### Your task
Every record should be repeated exactly, except that pictures are left out.

-- Begin --

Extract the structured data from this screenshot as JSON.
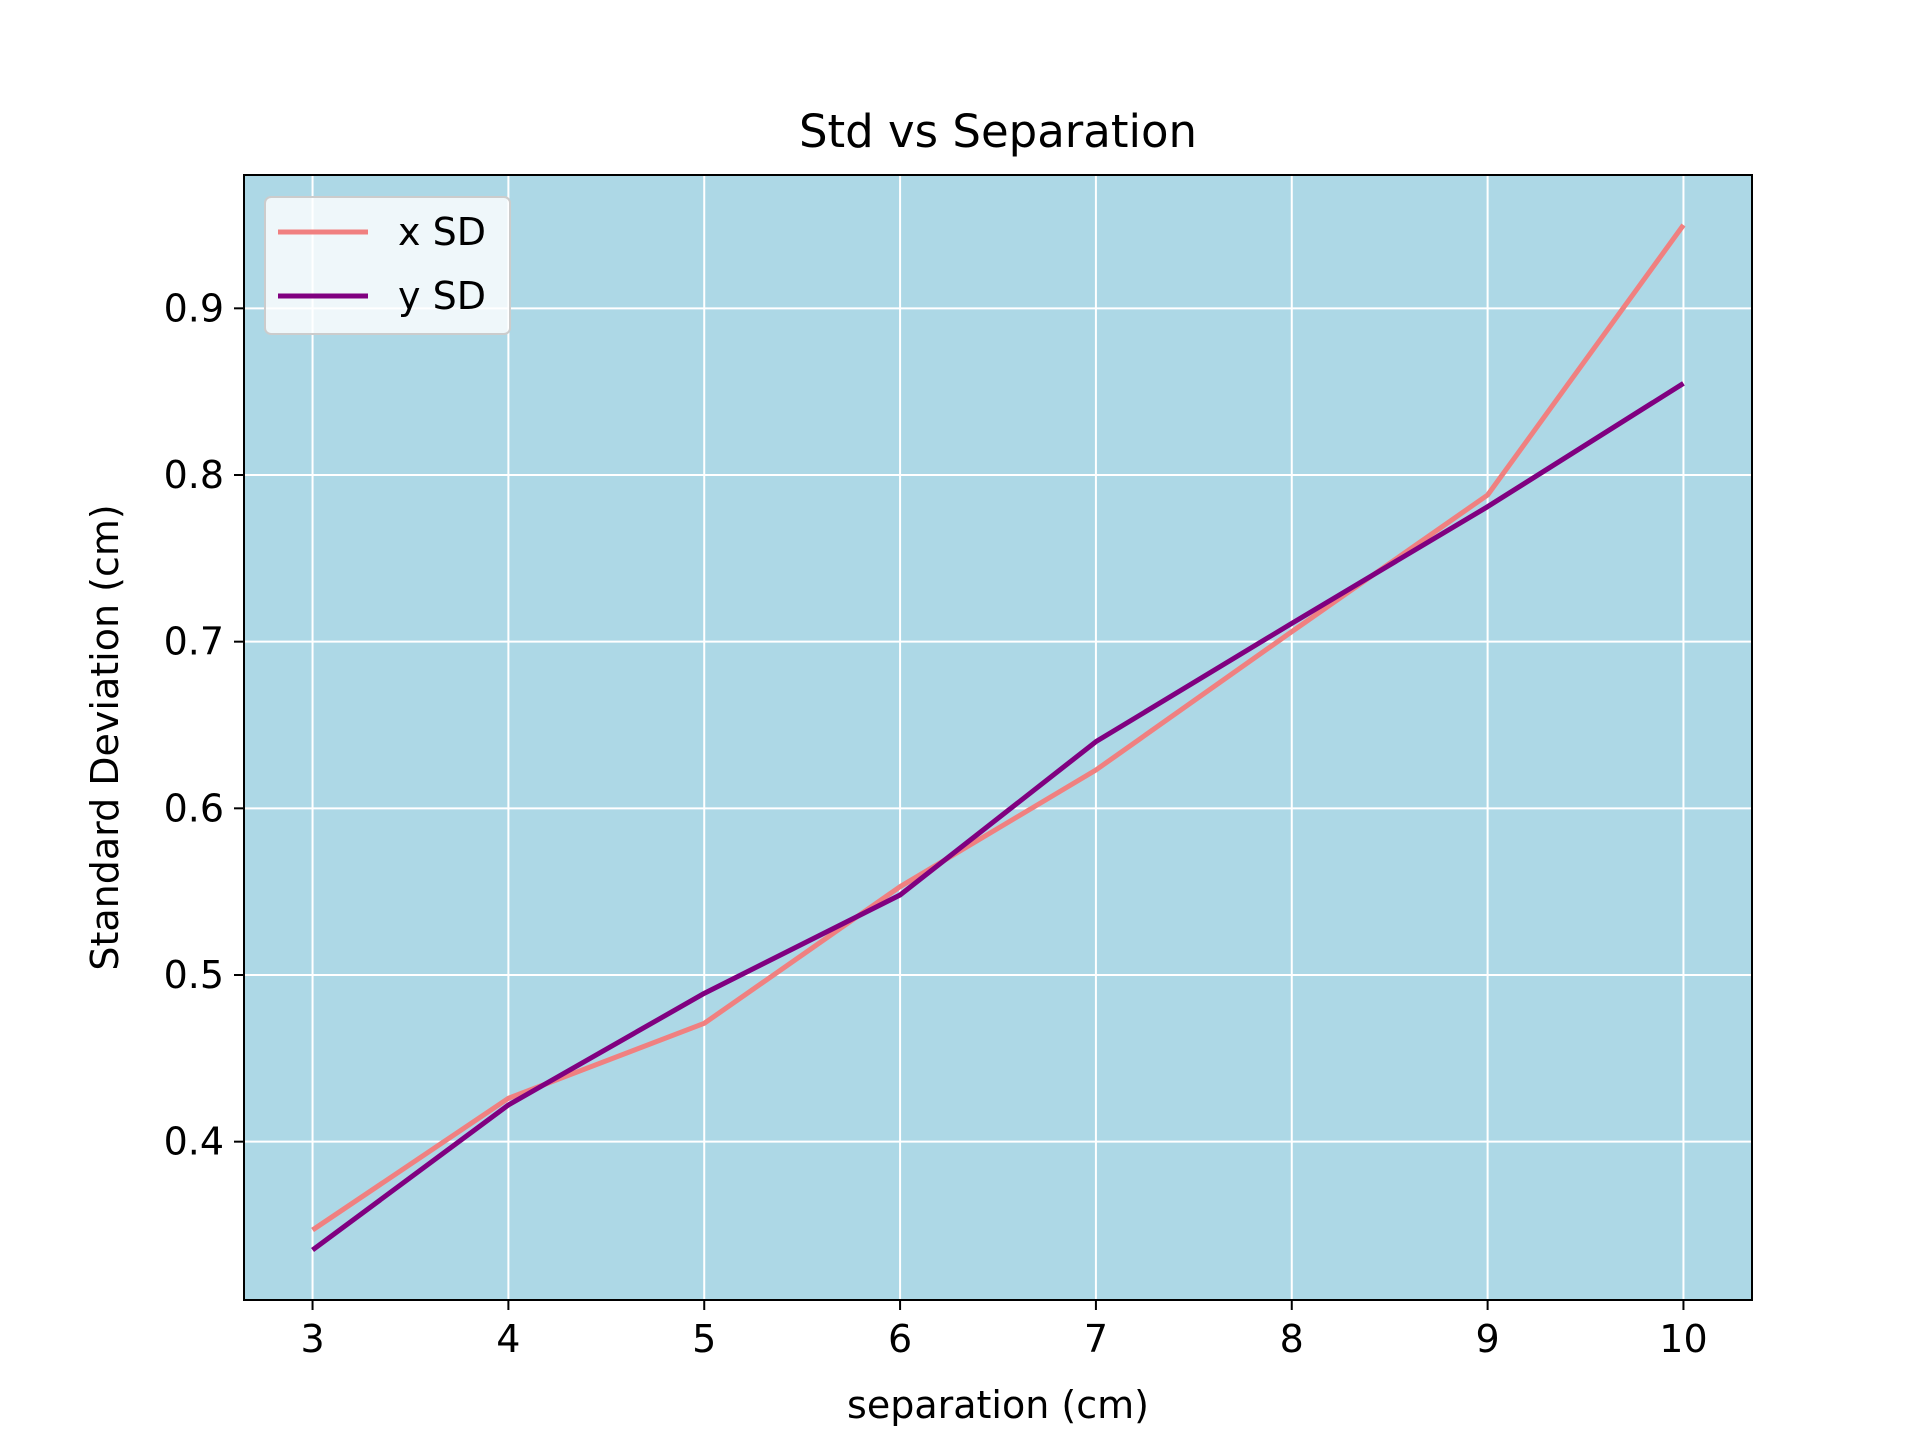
{
  "chart_data": {
    "type": "line",
    "title": "Std vs Separation",
    "xlabel": "separation (cm)",
    "ylabel": "Standard Deviation (cm)",
    "x": [
      3,
      4,
      5,
      6,
      7,
      8,
      9,
      10
    ],
    "series": [
      {
        "name": "x SD",
        "color": "#f08080",
        "values": [
          0.347,
          0.426,
          0.471,
          0.553,
          0.623,
          0.706,
          0.788,
          0.95
        ]
      },
      {
        "name": "y SD",
        "color": "#800080",
        "values": [
          0.335,
          0.422,
          0.489,
          0.548,
          0.64,
          0.711,
          0.781,
          0.855
        ]
      }
    ],
    "xlim": [
      2.65,
      10.35
    ],
    "ylim": [
      0.305,
      0.98
    ],
    "xticks": [
      "3",
      "4",
      "5",
      "6",
      "7",
      "8",
      "9",
      "10"
    ],
    "yticks": [
      "0.4",
      "0.5",
      "0.6",
      "0.7",
      "0.8",
      "0.9"
    ],
    "grid": true,
    "legend_position": "top-left",
    "plot_background": "#add8e6",
    "grid_color": "#ffffff"
  }
}
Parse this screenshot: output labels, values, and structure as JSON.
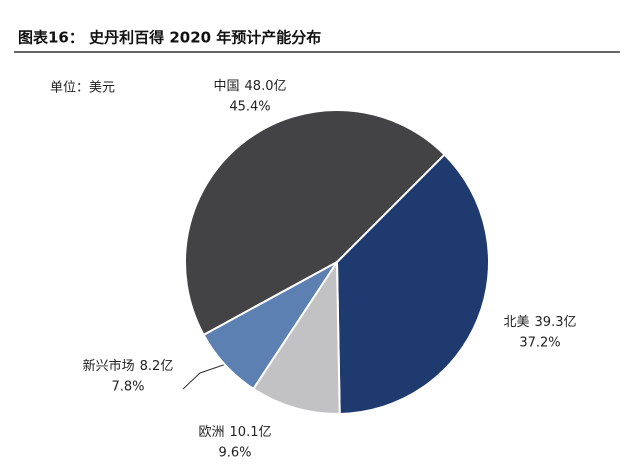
{
  "chart_data": {
    "type": "pie",
    "title": "图表16： 史丹利百得 2020 年预计产能分布",
    "subtitle": "单位：美元",
    "categories": [
      "北美",
      "欧洲",
      "新兴市场",
      "中国"
    ],
    "values": [
      39.3,
      10.1,
      8.2,
      48.0
    ],
    "value_labels": [
      "39.3亿",
      "10.1亿",
      "8.2亿",
      "48.0亿"
    ],
    "percents": [
      37.2,
      9.6,
      7.8,
      45.4
    ],
    "percent_labels": [
      "37.2%",
      "9.6%",
      "7.8%",
      "45.4%"
    ],
    "colors": [
      "#1e3a6f",
      "#c2c2c4",
      "#5c80b2",
      "#434345"
    ]
  }
}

-- End --

### Reply
Extract the structured data from this screenshot as JSON.
{
  "chart_data": {
    "type": "line",
    "title": "Std vs Separation",
    "xlabel": "separation (cm)",
    "ylabel": "Standard Deviation (cm)",
    "x": [
      3,
      4,
      5,
      6,
      7,
      8,
      9,
      10
    ],
    "series": [
      {
        "name": "x SD",
        "color": "#f08080",
        "values": [
          0.347,
          0.426,
          0.471,
          0.553,
          0.623,
          0.706,
          0.788,
          0.95
        ]
      },
      {
        "name": "y SD",
        "color": "#800080",
        "values": [
          0.335,
          0.422,
          0.489,
          0.548,
          0.64,
          0.711,
          0.781,
          0.855
        ]
      }
    ],
    "xlim": [
      2.65,
      10.35
    ],
    "ylim": [
      0.305,
      0.98
    ],
    "xticks": [
      "3",
      "4",
      "5",
      "6",
      "7",
      "8",
      "9",
      "10"
    ],
    "yticks": [
      "0.4",
      "0.5",
      "0.6",
      "0.7",
      "0.8",
      "0.9"
    ],
    "grid": true,
    "legend_position": "top-left",
    "plot_background": "#add8e6",
    "grid_color": "#ffffff"
  }
}
Parse this screenshot: output labels, values, and structure as JSON.
{
  "chart_data": {
    "type": "pie",
    "title": "图表16： 史丹利百得 2020 年预计产能分布",
    "subtitle": "单位：美元",
    "categories": [
      "北美",
      "欧洲",
      "新兴市场",
      "中国"
    ],
    "values": [
      39.3,
      10.1,
      8.2,
      48.0
    ],
    "value_labels": [
      "39.3亿",
      "10.1亿",
      "8.2亿",
      "48.0亿"
    ],
    "percents": [
      37.2,
      9.6,
      7.8,
      45.4
    ],
    "percent_labels": [
      "37.2%",
      "9.6%",
      "7.8%",
      "45.4%"
    ],
    "colors": [
      "#1e3a6f",
      "#c2c2c4",
      "#5c80b2",
      "#434345"
    ]
  }
}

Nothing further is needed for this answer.